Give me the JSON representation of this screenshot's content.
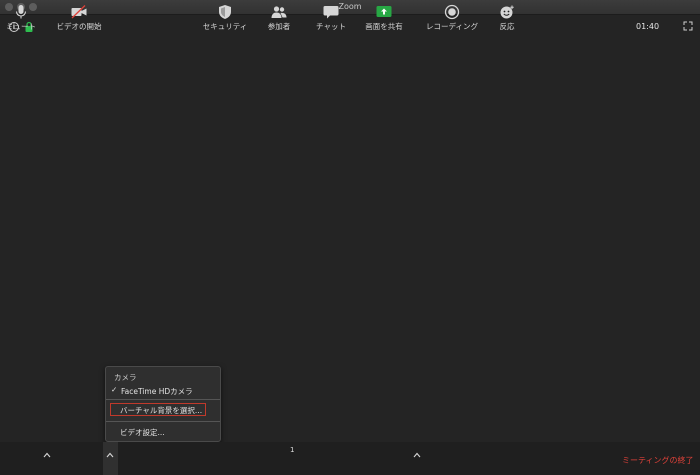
{
  "window": {
    "title": "Zoom"
  },
  "meeting": {
    "timer": "01:40"
  },
  "icons": {
    "info": "info-icon",
    "lock": "lock-icon",
    "fullscreen": "fullscreen-icon",
    "info_glyph": "i"
  },
  "colors": {
    "background": "#242424",
    "toolbar": "#1f1f1f",
    "lock_green": "#2ebd4f",
    "share_green": "#27a844",
    "end_red": "#e0423a",
    "highlight_red": "#c0392b"
  },
  "video_menu": {
    "section_label": "カメラ",
    "camera_option": "FaceTime HDカメラ",
    "check": "✓",
    "virtual_background": "バーチャル背景を選択...",
    "video_settings": "ビデオ設定..."
  },
  "toolbar": {
    "mute": "ミュート",
    "start_video": "ビデオの開始",
    "security": "セキュリティ",
    "participants": "参加者",
    "participants_count": "1",
    "chat": "チャット",
    "share_screen": "画面を共有",
    "recording": "レコーディング",
    "reactions": "反応",
    "end_meeting": "ミーティングの終了"
  }
}
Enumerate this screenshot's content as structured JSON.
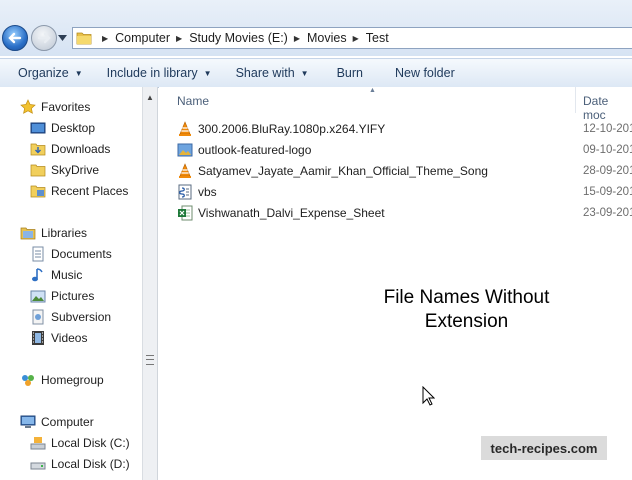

- _Exercise task_
Transcribe the material exactly, leaving every picture out.

- _Full answer_
Give me the JSON representation of this screenshot's content.
{
  "window": {
    "title": "Zoom"
  },
  "meeting": {
    "timer": "01:40"
  },
  "icons": {
    "info": "info-icon",
    "lock": "lock-icon",
    "fullscreen": "fullscreen-icon",
    "info_glyph": "i"
  },
  "colors": {
    "background": "#242424",
    "toolbar": "#1f1f1f",
    "lock_green": "#2ebd4f",
    "share_green": "#27a844",
    "end_red": "#e0423a",
    "highlight_red": "#c0392b"
  },
  "video_menu": {
    "section_label": "カメラ",
    "camera_option": "FaceTime HDカメラ",
    "check": "✓",
    "virtual_background": "バーチャル背景を選択...",
    "video_settings": "ビデオ設定..."
  },
  "toolbar": {
    "mute": "ミュート",
    "start_video": "ビデオの開始",
    "security": "セキュリティ",
    "participants": "参加者",
    "participants_count": "1",
    "chat": "チャット",
    "share_screen": "画面を共有",
    "recording": "レコーディング",
    "reactions": "反応",
    "end_meeting": "ミーティングの終了"
  }
}
Enumerate this screenshot's content as structured JSON.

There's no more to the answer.